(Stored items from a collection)
● ● ●
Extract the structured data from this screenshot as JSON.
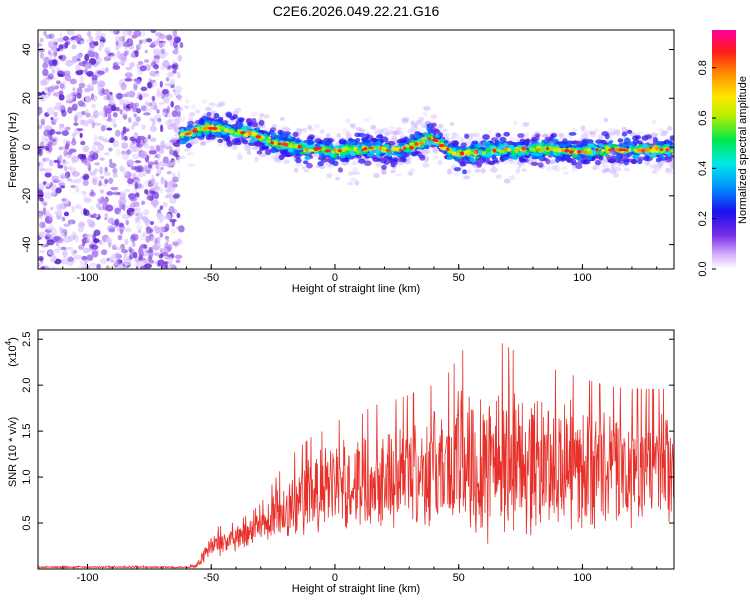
{
  "title": "C2E6.2026.049.22.21.G16",
  "chart_data": [
    {
      "type": "heatmap",
      "xlabel": "Height of straight line (km)",
      "ylabel": "Frequency (Hz)",
      "xlim": [
        -120,
        137
      ],
      "ylim": [
        -50,
        48
      ],
      "xticks": [
        -100,
        -50,
        0,
        50,
        100
      ],
      "xtick_labels": [
        "-100",
        "-50",
        "0",
        "50",
        "100"
      ],
      "yticks": [
        -40,
        -20,
        0,
        20,
        40
      ],
      "ytick_labels": [
        "-40",
        "-20",
        "0",
        "20",
        "40"
      ],
      "noise_region_x": [
        -120,
        -62
      ],
      "ridge": {
        "x": [
          -62,
          -55,
          -50,
          -45,
          -40,
          -35,
          -30,
          -25,
          -20,
          -15,
          -10,
          -5,
          0,
          5,
          10,
          15,
          20,
          25,
          30,
          35,
          38,
          42,
          45,
          50,
          55,
          60,
          70,
          80,
          90,
          100,
          110,
          120,
          130,
          137
        ],
        "y": [
          5,
          7,
          8,
          7,
          6,
          6,
          4,
          2,
          1,
          0,
          -1,
          -1,
          -2,
          -1,
          -1,
          0,
          -1,
          -1,
          0,
          2,
          4,
          2,
          -1,
          -3,
          -2,
          -2,
          -1,
          -1,
          -1,
          -2,
          -1,
          -1,
          -1,
          -1
        ]
      },
      "colorbar": {
        "label": "Normalized spectral amplitude",
        "ticks": [
          0.0,
          0.2,
          0.4,
          0.6,
          0.8
        ],
        "tick_labels": [
          "0.0",
          "0.2",
          "0.4",
          "0.6",
          "0.8"
        ],
        "range": [
          0,
          0.95
        ]
      }
    },
    {
      "type": "line",
      "xlabel": "Height of straight line (km)",
      "ylabel": "SNR (10 * v/v)",
      "scale_label": "(x10",
      "scale_exponent": "4",
      "scale_close": ")",
      "xlim": [
        -120,
        137
      ],
      "ylim": [
        0,
        2.6
      ],
      "xticks": [
        -100,
        -50,
        0,
        50,
        100
      ],
      "xtick_labels": [
        "-100",
        "-50",
        "0",
        "50",
        "100"
      ],
      "yticks": [
        0.5,
        1.0,
        1.5,
        2.0,
        2.5
      ],
      "ytick_labels": [
        "0.5",
        "1.0",
        "1.5",
        "2.0",
        "2.5"
      ],
      "series": [
        {
          "name": "SNR",
          "color": "#e8302a",
          "envelope": {
            "x": [
              -120,
              -60,
              -56,
              -53,
              -50,
              -45,
              -40,
              -35,
              -30,
              -25,
              -20,
              -15,
              -10,
              -5,
              0,
              5,
              10,
              15,
              20,
              30,
              40,
              45,
              50,
              55,
              60,
              70,
              80,
              90,
              100,
              110,
              120,
              130,
              137
            ],
            "mean": [
              0.02,
              0.02,
              0.03,
              0.15,
              0.25,
              0.28,
              0.32,
              0.36,
              0.45,
              0.55,
              0.65,
              0.72,
              0.78,
              0.85,
              0.9,
              0.92,
              0.95,
              1.0,
              1.02,
              1.05,
              1.1,
              1.12,
              1.15,
              1.2,
              1.22,
              1.18,
              1.15,
              1.12,
              1.1,
              1.08,
              1.05,
              1.05,
              1.05
            ],
            "spread": [
              0.01,
              0.01,
              0.02,
              0.1,
              0.15,
              0.15,
              0.15,
              0.18,
              0.2,
              0.3,
              0.4,
              0.45,
              0.5,
              0.5,
              0.55,
              0.55,
              0.55,
              0.6,
              0.6,
              0.65,
              0.7,
              0.75,
              0.9,
              1.0,
              1.05,
              0.95,
              0.85,
              0.8,
              0.75,
              0.7,
              0.7,
              0.7,
              0.7
            ]
          }
        }
      ]
    }
  ],
  "colors": {
    "line": "#e8302a",
    "axis": "#000000"
  }
}
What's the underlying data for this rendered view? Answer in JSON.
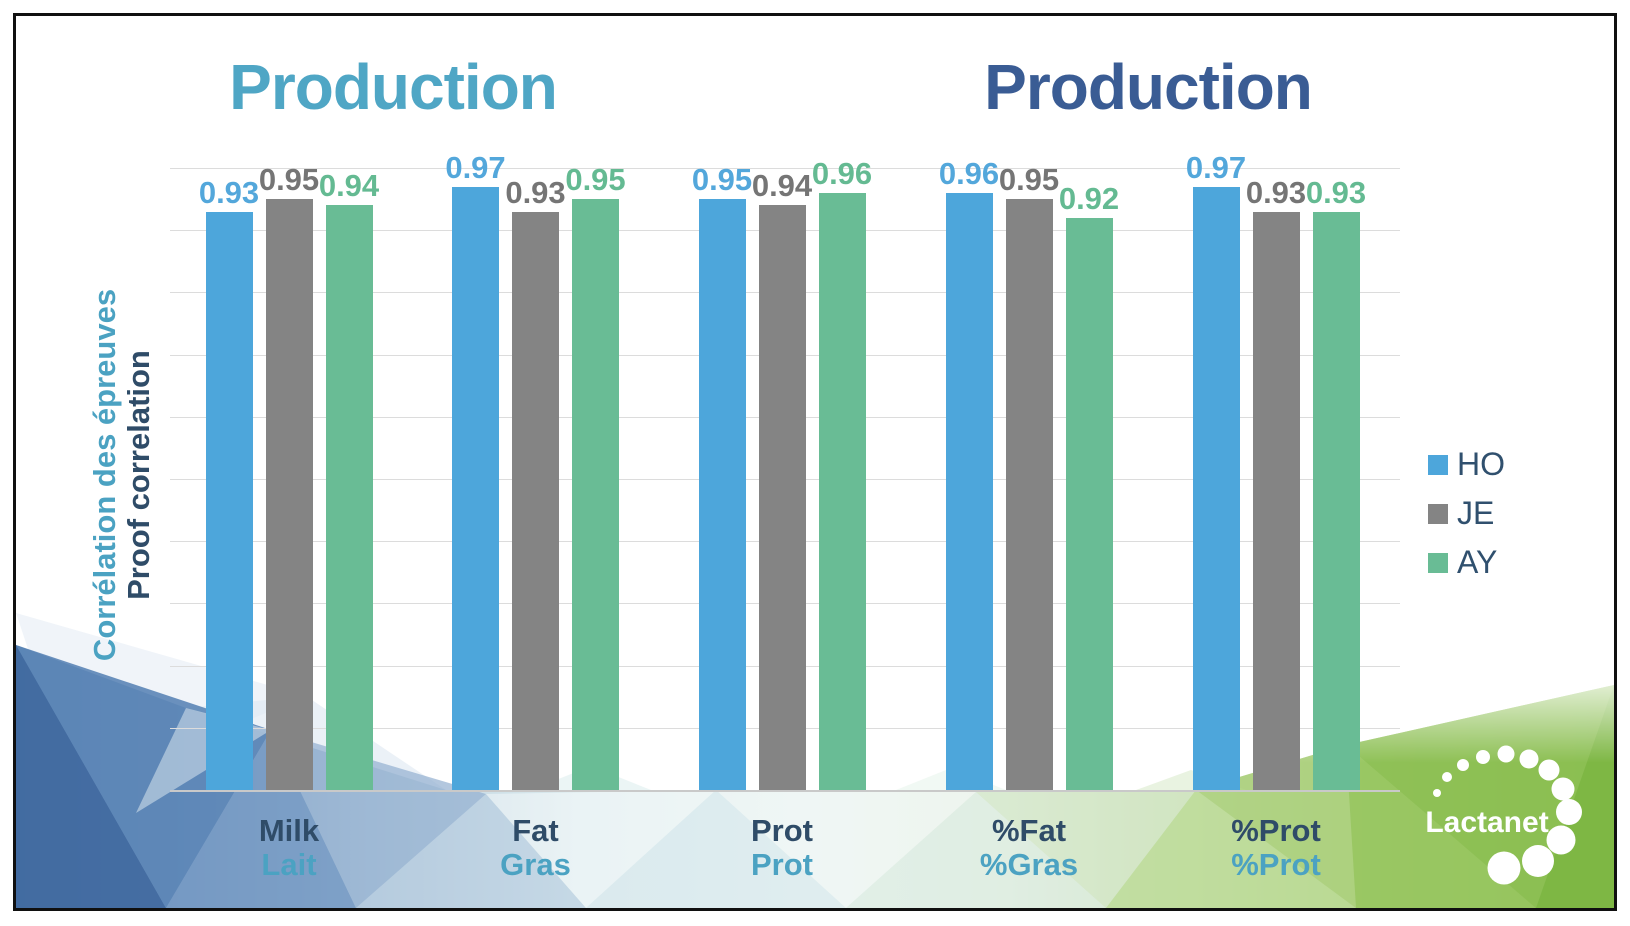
{
  "slide": {
    "type": "presentation-slide"
  },
  "titles": {
    "left": {
      "text": "Production",
      "color": "#4FA6C5"
    },
    "right": {
      "text": "Production",
      "color": "#3A5C94"
    }
  },
  "y_axis": {
    "line1": "Corrélation des épreuves",
    "line2": "Proof correlation",
    "line1_color": "#4BA2C2",
    "line2_color": "#2F4C68"
  },
  "legend": {
    "position": "right",
    "text_color": "#30506E",
    "items": [
      {
        "label": "HO",
        "color": "#4DA6DB"
      },
      {
        "label": "JE",
        "color": "#848484"
      },
      {
        "label": "AY",
        "color": "#69BC95"
      }
    ]
  },
  "chart_data": {
    "type": "bar",
    "title": "Production",
    "categories": [
      {
        "en": "Milk",
        "fr": "Lait"
      },
      {
        "en": "Fat",
        "fr": "Gras"
      },
      {
        "en": "Prot",
        "fr": "Prot"
      },
      {
        "en": "%Fat",
        "fr": "%Gras"
      },
      {
        "en": "%Prot",
        "fr": "%Prot"
      }
    ],
    "series": [
      {
        "name": "HO",
        "color": "#4DA6DB",
        "label_color": "#53A7DB",
        "values": [
          0.93,
          0.97,
          0.95,
          0.96,
          0.97
        ]
      },
      {
        "name": "JE",
        "color": "#848484",
        "label_color": "#757575",
        "values": [
          0.95,
          0.93,
          0.94,
          0.95,
          0.93
        ]
      },
      {
        "name": "AY",
        "color": "#69BC95",
        "label_color": "#64BA92",
        "values": [
          0.94,
          0.95,
          0.96,
          0.92,
          0.93
        ]
      }
    ],
    "ylabel": "Corrélation des épreuves / Proof correlation",
    "xlabel": "",
    "ylim": [
      0,
      1.0
    ],
    "gridline_step": 0.1,
    "grid": true,
    "value_labels": true,
    "legend_position": "right",
    "category_label_colors": {
      "en": "#2F4C68",
      "fr": "#4BA2C2"
    }
  },
  "logo": {
    "text": "Lactanet",
    "color": "#FFFFFF"
  }
}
● ● ●
**Your task:** Exact duplication of all the records is required; pictures are omitted from the copy.

**In response:**
Extract the structured data from this screenshot as JSON.
{
  "title": "C2E6.2026.049.22.21.G16",
  "chart_data": [
    {
      "type": "heatmap",
      "xlabel": "Height of straight line (km)",
      "ylabel": "Frequency (Hz)",
      "xlim": [
        -120,
        137
      ],
      "ylim": [
        -50,
        48
      ],
      "xticks": [
        -100,
        -50,
        0,
        50,
        100
      ],
      "xtick_labels": [
        "-100",
        "-50",
        "0",
        "50",
        "100"
      ],
      "yticks": [
        -40,
        -20,
        0,
        20,
        40
      ],
      "ytick_labels": [
        "-40",
        "-20",
        "0",
        "20",
        "40"
      ],
      "noise_region_x": [
        -120,
        -62
      ],
      "ridge": {
        "x": [
          -62,
          -55,
          -50,
          -45,
          -40,
          -35,
          -30,
          -25,
          -20,
          -15,
          -10,
          -5,
          0,
          5,
          10,
          15,
          20,
          25,
          30,
          35,
          38,
          42,
          45,
          50,
          55,
          60,
          70,
          80,
          90,
          100,
          110,
          120,
          130,
          137
        ],
        "y": [
          5,
          7,
          8,
          7,
          6,
          6,
          4,
          2,
          1,
          0,
          -1,
          -1,
          -2,
          -1,
          -1,
          0,
          -1,
          -1,
          0,
          2,
          4,
          2,
          -1,
          -3,
          -2,
          -2,
          -1,
          -1,
          -1,
          -2,
          -1,
          -1,
          -1,
          -1
        ]
      },
      "colorbar": {
        "label": "Normalized spectral amplitude",
        "ticks": [
          0.0,
          0.2,
          0.4,
          0.6,
          0.8
        ],
        "tick_labels": [
          "0.0",
          "0.2",
          "0.4",
          "0.6",
          "0.8"
        ],
        "range": [
          0,
          0.95
        ]
      }
    },
    {
      "type": "line",
      "xlabel": "Height of straight line (km)",
      "ylabel": "SNR (10 * v/v)",
      "scale_label": "(x10",
      "scale_exponent": "4",
      "scale_close": ")",
      "xlim": [
        -120,
        137
      ],
      "ylim": [
        0,
        2.6
      ],
      "xticks": [
        -100,
        -50,
        0,
        50,
        100
      ],
      "xtick_labels": [
        "-100",
        "-50",
        "0",
        "50",
        "100"
      ],
      "yticks": [
        0.5,
        1.0,
        1.5,
        2.0,
        2.5
      ],
      "ytick_labels": [
        "0.5",
        "1.0",
        "1.5",
        "2.0",
        "2.5"
      ],
      "series": [
        {
          "name": "SNR",
          "color": "#e8302a",
          "envelope": {
            "x": [
              -120,
              -60,
              -56,
              -53,
              -50,
              -45,
              -40,
              -35,
              -30,
              -25,
              -20,
              -15,
              -10,
              -5,
              0,
              5,
              10,
              15,
              20,
              30,
              40,
              45,
              50,
              55,
              60,
              70,
              80,
              90,
              100,
              110,
              120,
              130,
              137
            ],
            "mean": [
              0.02,
              0.02,
              0.03,
              0.15,
              0.25,
              0.28,
              0.32,
              0.36,
              0.45,
              0.55,
              0.65,
              0.72,
              0.78,
              0.85,
              0.9,
              0.92,
              0.95,
              1.0,
              1.02,
              1.05,
              1.1,
              1.12,
              1.15,
              1.2,
              1.22,
              1.18,
              1.15,
              1.12,
              1.1,
              1.08,
              1.05,
              1.05,
              1.05
            ],
            "spread": [
              0.01,
              0.01,
              0.02,
              0.1,
              0.15,
              0.15,
              0.15,
              0.18,
              0.2,
              0.3,
              0.4,
              0.45,
              0.5,
              0.5,
              0.55,
              0.55,
              0.55,
              0.6,
              0.6,
              0.65,
              0.7,
              0.75,
              0.9,
              1.0,
              1.05,
              0.95,
              0.85,
              0.8,
              0.75,
              0.7,
              0.7,
              0.7,
              0.7
            ]
          }
        }
      ]
    }
  ],
  "colors": {
    "line": "#e8302a",
    "axis": "#000000"
  }
}
What's the underlying data for this rendered view? Answer in JSON.
{
  "slide": {
    "type": "presentation-slide"
  },
  "titles": {
    "left": {
      "text": "Production",
      "color": "#4FA6C5"
    },
    "right": {
      "text": "Production",
      "color": "#3A5C94"
    }
  },
  "y_axis": {
    "line1": "Corrélation des épreuves",
    "line2": "Proof correlation",
    "line1_color": "#4BA2C2",
    "line2_color": "#2F4C68"
  },
  "legend": {
    "position": "right",
    "text_color": "#30506E",
    "items": [
      {
        "label": "HO",
        "color": "#4DA6DB"
      },
      {
        "label": "JE",
        "color": "#848484"
      },
      {
        "label": "AY",
        "color": "#69BC95"
      }
    ]
  },
  "chart_data": {
    "type": "bar",
    "title": "Production",
    "categories": [
      {
        "en": "Milk",
        "fr": "Lait"
      },
      {
        "en": "Fat",
        "fr": "Gras"
      },
      {
        "en": "Prot",
        "fr": "Prot"
      },
      {
        "en": "%Fat",
        "fr": "%Gras"
      },
      {
        "en": "%Prot",
        "fr": "%Prot"
      }
    ],
    "series": [
      {
        "name": "HO",
        "color": "#4DA6DB",
        "label_color": "#53A7DB",
        "values": [
          0.93,
          0.97,
          0.95,
          0.96,
          0.97
        ]
      },
      {
        "name": "JE",
        "color": "#848484",
        "label_color": "#757575",
        "values": [
          0.95,
          0.93,
          0.94,
          0.95,
          0.93
        ]
      },
      {
        "name": "AY",
        "color": "#69BC95",
        "label_color": "#64BA92",
        "values": [
          0.94,
          0.95,
          0.96,
          0.92,
          0.93
        ]
      }
    ],
    "ylabel": "Corrélation des épreuves / Proof correlation",
    "xlabel": "",
    "ylim": [
      0,
      1.0
    ],
    "gridline_step": 0.1,
    "grid": true,
    "value_labels": true,
    "legend_position": "right",
    "category_label_colors": {
      "en": "#2F4C68",
      "fr": "#4BA2C2"
    }
  },
  "logo": {
    "text": "Lactanet",
    "color": "#FFFFFF"
  }
}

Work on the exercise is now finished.